Sift the material for lines containing "Doanh", and return them.
*** Given data
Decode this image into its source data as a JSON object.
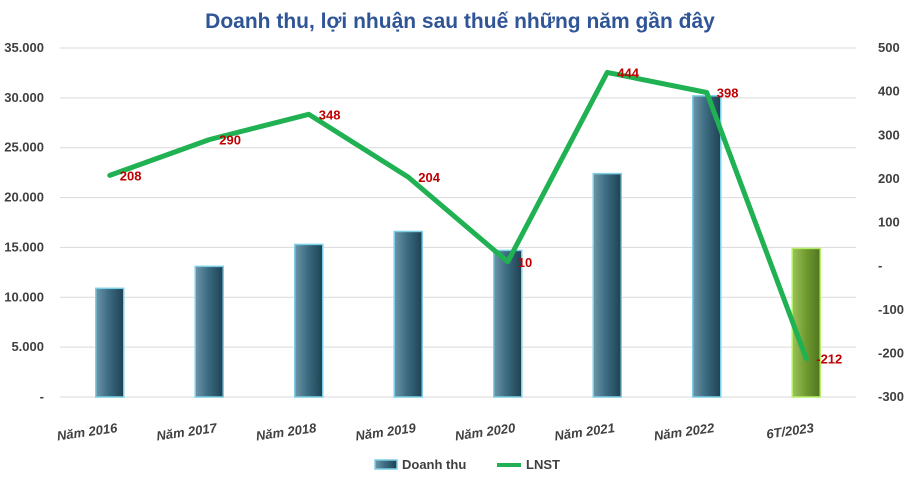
{
  "chart_data": {
    "type": "bar+line",
    "title": "Doanh thu, lợi nhuận sau thuế những năm gần đây",
    "categories": [
      "Năm 2016",
      "Năm 2017",
      "Năm 2018",
      "Năm 2019",
      "Năm 2020",
      "Năm 2021",
      "Năm 2022",
      "6T/2023"
    ],
    "series": [
      {
        "name": "Doanh thu",
        "type": "bar",
        "axis": "left",
        "values": [
          10900,
          13100,
          15300,
          16600,
          14700,
          22400,
          30200,
          14900
        ],
        "color": "#2e5d72",
        "highlight_color": "#70a02e"
      },
      {
        "name": "LNST",
        "type": "line",
        "axis": "right",
        "values": [
          208,
          290,
          348,
          204,
          10,
          444,
          398,
          -212
        ],
        "labels": [
          "208",
          "290",
          "348",
          "204",
          "10",
          "444",
          "398",
          "-212"
        ],
        "color": "#1fb152"
      }
    ],
    "y_left": {
      "range": [
        0,
        35000
      ],
      "ticks": [
        0,
        5000,
        10000,
        15000,
        20000,
        25000,
        30000,
        35000
      ],
      "tick_labels": [
        "-",
        "5.000",
        "10.000",
        "15.000",
        "20.000",
        "25.000",
        "30.000",
        "35.000"
      ]
    },
    "y_right": {
      "range": [
        -300,
        500
      ],
      "ticks": [
        -300,
        -200,
        -100,
        0,
        100,
        200,
        300,
        400,
        500
      ],
      "tick_labels": [
        "-300",
        "-200",
        "-100",
        "-",
        "100",
        "200",
        "300",
        "400",
        "500"
      ]
    },
    "grid": true,
    "legend": "bottom",
    "label_color": "#c00000"
  }
}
******
■ **Result of the exercise**
    "title": "Doanh thu, lợi nhuận sau thuế những năm gần đây",
        "name": "Doanh thu",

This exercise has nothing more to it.